#### EXERCISE REQUIREMENTS
Select the lines below containing the word "Fund".

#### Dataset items
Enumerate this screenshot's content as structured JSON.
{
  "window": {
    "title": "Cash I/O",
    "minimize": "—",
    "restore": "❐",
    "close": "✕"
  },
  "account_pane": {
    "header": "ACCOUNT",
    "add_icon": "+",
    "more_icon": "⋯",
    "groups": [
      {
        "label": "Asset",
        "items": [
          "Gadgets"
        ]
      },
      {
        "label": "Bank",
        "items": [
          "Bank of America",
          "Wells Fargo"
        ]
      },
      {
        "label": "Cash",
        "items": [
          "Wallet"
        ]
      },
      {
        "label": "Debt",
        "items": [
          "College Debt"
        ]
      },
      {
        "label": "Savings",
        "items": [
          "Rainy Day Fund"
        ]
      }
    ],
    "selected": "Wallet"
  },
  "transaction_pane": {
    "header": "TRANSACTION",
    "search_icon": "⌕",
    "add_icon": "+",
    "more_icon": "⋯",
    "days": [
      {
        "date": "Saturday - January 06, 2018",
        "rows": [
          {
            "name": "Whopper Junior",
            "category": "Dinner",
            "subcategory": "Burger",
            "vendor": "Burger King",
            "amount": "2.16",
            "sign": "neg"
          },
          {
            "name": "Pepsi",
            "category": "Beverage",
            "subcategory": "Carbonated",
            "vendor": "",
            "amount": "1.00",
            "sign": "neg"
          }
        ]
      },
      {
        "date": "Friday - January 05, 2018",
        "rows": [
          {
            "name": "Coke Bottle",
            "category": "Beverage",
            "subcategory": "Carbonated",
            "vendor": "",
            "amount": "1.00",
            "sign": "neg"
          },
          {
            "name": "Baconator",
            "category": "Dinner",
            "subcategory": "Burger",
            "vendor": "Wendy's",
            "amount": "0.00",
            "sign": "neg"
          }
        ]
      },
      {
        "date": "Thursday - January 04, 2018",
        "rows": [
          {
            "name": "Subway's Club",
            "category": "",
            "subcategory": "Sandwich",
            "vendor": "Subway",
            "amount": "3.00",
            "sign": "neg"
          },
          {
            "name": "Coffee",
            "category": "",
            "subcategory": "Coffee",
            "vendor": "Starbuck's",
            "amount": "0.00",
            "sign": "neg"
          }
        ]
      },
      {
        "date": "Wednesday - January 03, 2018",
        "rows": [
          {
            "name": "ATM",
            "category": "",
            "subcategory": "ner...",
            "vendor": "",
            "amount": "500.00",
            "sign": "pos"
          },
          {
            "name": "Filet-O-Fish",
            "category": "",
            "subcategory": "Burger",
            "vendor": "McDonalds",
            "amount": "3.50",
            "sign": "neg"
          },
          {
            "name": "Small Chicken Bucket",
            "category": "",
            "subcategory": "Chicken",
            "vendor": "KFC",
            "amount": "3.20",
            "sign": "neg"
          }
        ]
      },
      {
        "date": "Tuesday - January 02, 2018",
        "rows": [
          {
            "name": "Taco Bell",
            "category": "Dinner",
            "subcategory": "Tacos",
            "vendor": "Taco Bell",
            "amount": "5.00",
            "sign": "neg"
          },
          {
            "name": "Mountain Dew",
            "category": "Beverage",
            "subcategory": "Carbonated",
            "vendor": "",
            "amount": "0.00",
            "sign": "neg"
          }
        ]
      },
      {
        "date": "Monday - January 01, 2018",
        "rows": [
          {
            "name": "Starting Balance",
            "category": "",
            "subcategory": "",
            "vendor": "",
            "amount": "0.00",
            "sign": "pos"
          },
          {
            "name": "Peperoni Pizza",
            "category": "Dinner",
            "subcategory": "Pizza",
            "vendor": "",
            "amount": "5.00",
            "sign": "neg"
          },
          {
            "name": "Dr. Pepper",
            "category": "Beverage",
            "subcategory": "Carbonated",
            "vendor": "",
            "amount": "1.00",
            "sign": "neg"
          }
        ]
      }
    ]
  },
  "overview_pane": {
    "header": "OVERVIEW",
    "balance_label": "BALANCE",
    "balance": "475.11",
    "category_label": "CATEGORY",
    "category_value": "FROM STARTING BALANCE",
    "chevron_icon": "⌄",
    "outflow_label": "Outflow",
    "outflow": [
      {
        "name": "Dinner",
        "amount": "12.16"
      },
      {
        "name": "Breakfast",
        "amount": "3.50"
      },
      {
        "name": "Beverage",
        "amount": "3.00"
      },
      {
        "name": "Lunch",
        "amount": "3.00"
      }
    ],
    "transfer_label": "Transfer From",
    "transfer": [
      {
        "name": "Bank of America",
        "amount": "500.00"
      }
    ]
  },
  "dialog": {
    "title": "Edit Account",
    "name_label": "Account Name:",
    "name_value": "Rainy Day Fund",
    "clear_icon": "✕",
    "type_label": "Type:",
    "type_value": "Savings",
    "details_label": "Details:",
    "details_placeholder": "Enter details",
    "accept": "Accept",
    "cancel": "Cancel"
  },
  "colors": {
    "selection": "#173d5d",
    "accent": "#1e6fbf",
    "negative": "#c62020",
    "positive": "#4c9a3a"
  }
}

#### FULL RESPONSE
          "Rainy Day Fund"
    "name_value": "Rainy Day Fund",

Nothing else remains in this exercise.